Exercise brief
Return all of the entries word for word, but omit the pictures they contain.

(Figure data in JSON)
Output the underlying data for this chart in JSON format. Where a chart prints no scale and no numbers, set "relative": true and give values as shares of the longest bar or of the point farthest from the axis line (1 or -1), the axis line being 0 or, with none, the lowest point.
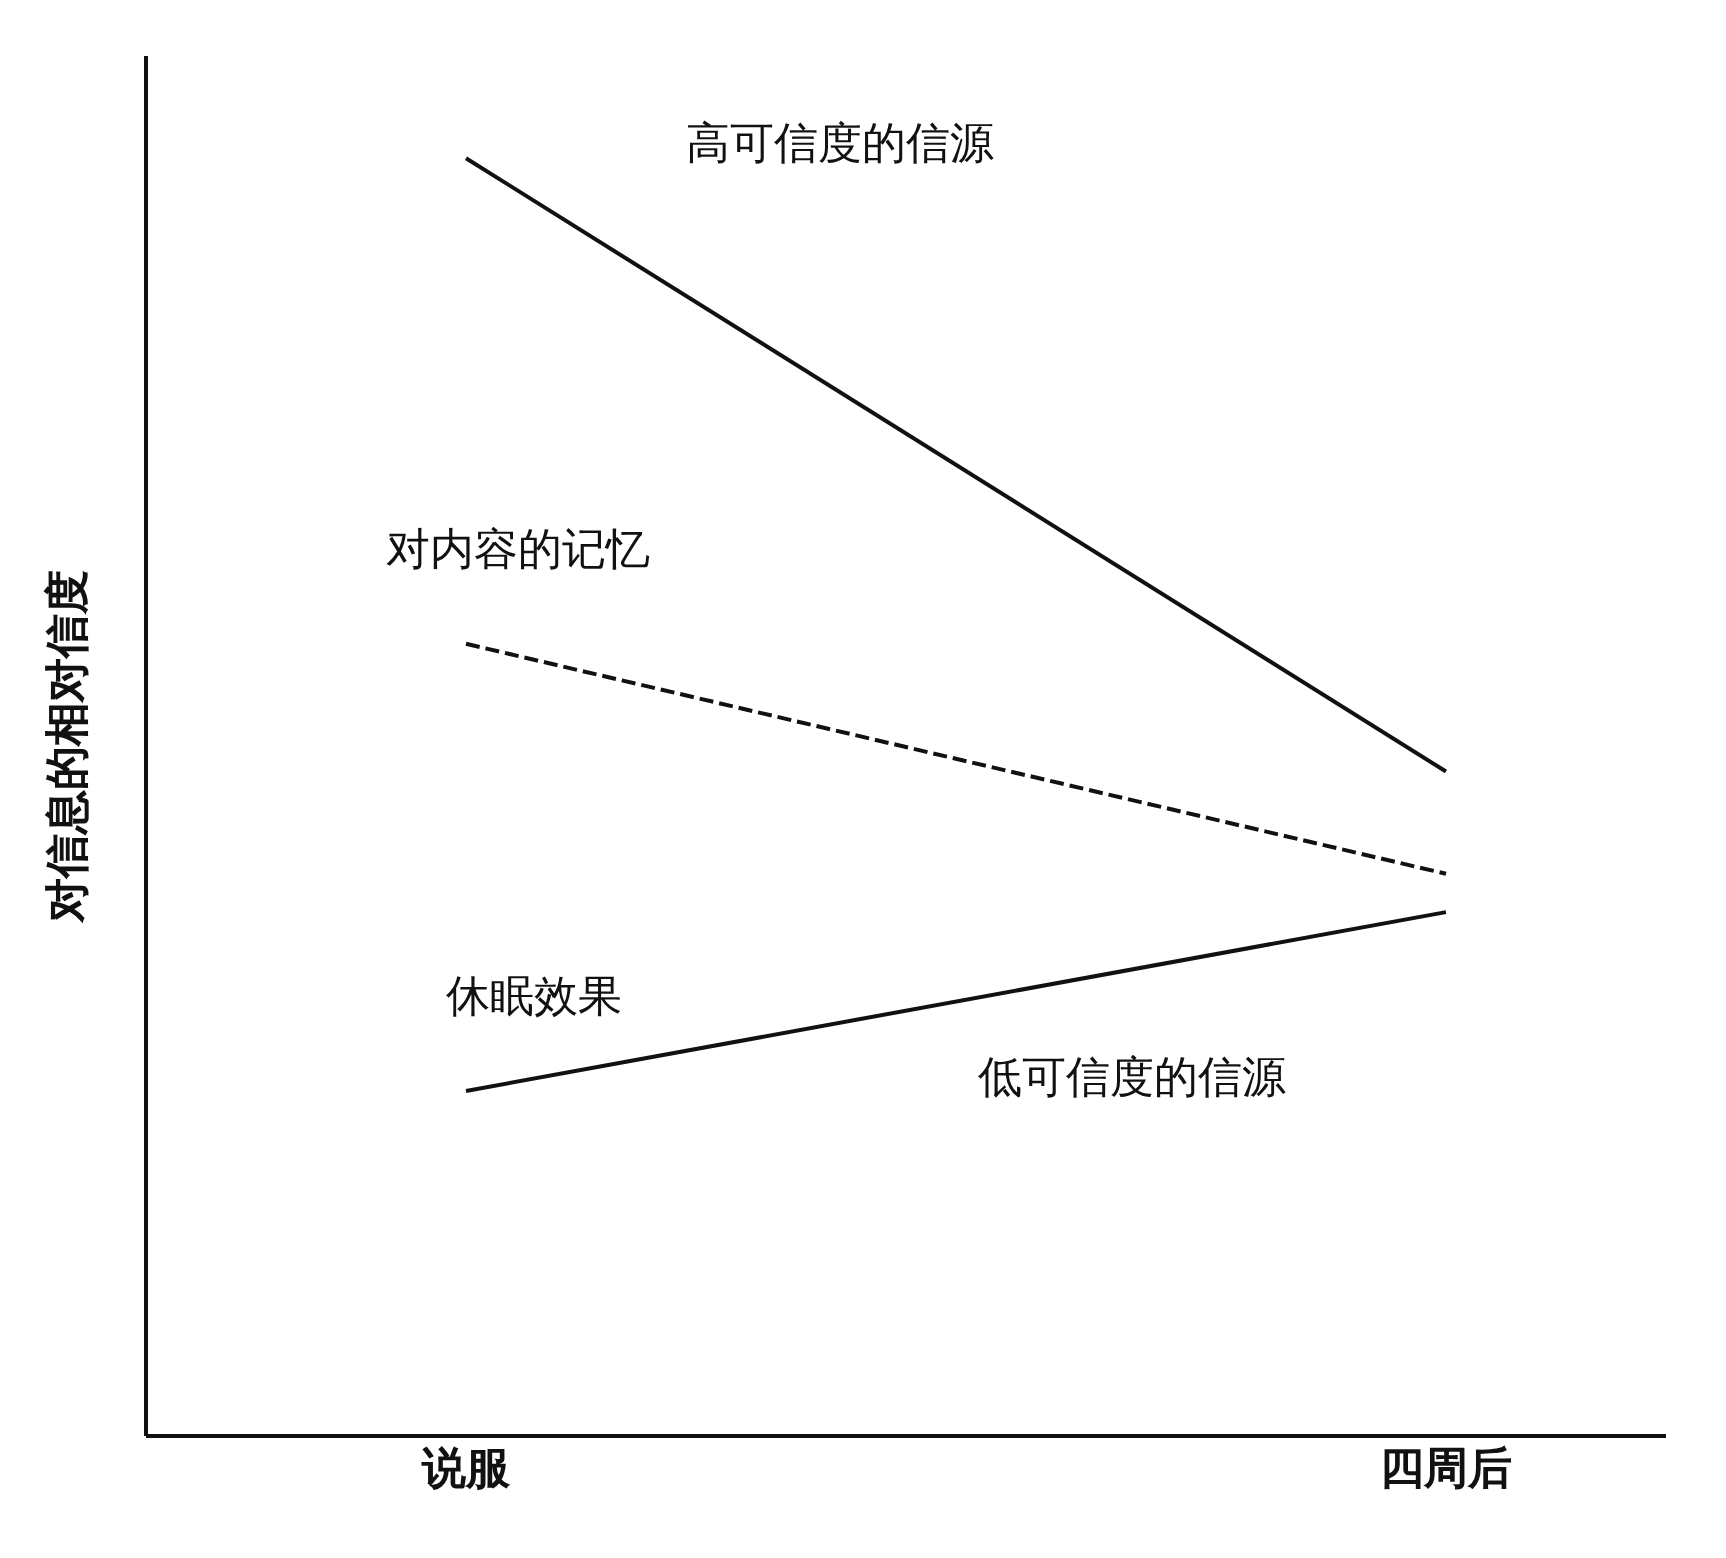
{
  "chart_data": {
    "type": "line",
    "relative": true,
    "ylabel": "对信息的相对信度",
    "categories": [
      "说服",
      "四周后"
    ],
    "series": [
      {
        "name": "高可信度的信源",
        "color": "#111111",
        "values": [
          1,
          0.52
        ],
        "line_style": "solid"
      },
      {
        "name": "对内容的记忆",
        "color": "#111111",
        "values": [
          0.62,
          0.44
        ],
        "line_style": "dashed"
      },
      {
        "name": "低可信度的信源",
        "color": "#111111",
        "values": [
          0.27,
          0.41
        ],
        "line_style": "solid"
      }
    ],
    "annotations": [
      "休眠效果"
    ],
    "marker": "none"
  }
}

Finished task
Output the underlying data for this chart in JSON format. Where a chart prints no scale and no numbers, set "relative": true and give values as shares of the longest bar or of the point farthest from the axis line (1 or -1), the axis line being 0 or, with none, the lowest point.
{
  "chart_data": {
    "type": "line",
    "relative": true,
    "ylabel": "对信息的相对信度",
    "categories": [
      "说服",
      "四周后"
    ],
    "series": [
      {
        "name": "高可信度的信源",
        "color": "#111111",
        "values": [
          1,
          0.52
        ],
        "line_style": "solid"
      },
      {
        "name": "对内容的记忆",
        "color": "#111111",
        "values": [
          0.62,
          0.44
        ],
        "line_style": "dashed"
      },
      {
        "name": "低可信度的信源",
        "color": "#111111",
        "values": [
          0.27,
          0.41
        ],
        "line_style": "solid"
      }
    ],
    "annotations": [
      "休眠效果"
    ],
    "marker": "none"
  }
}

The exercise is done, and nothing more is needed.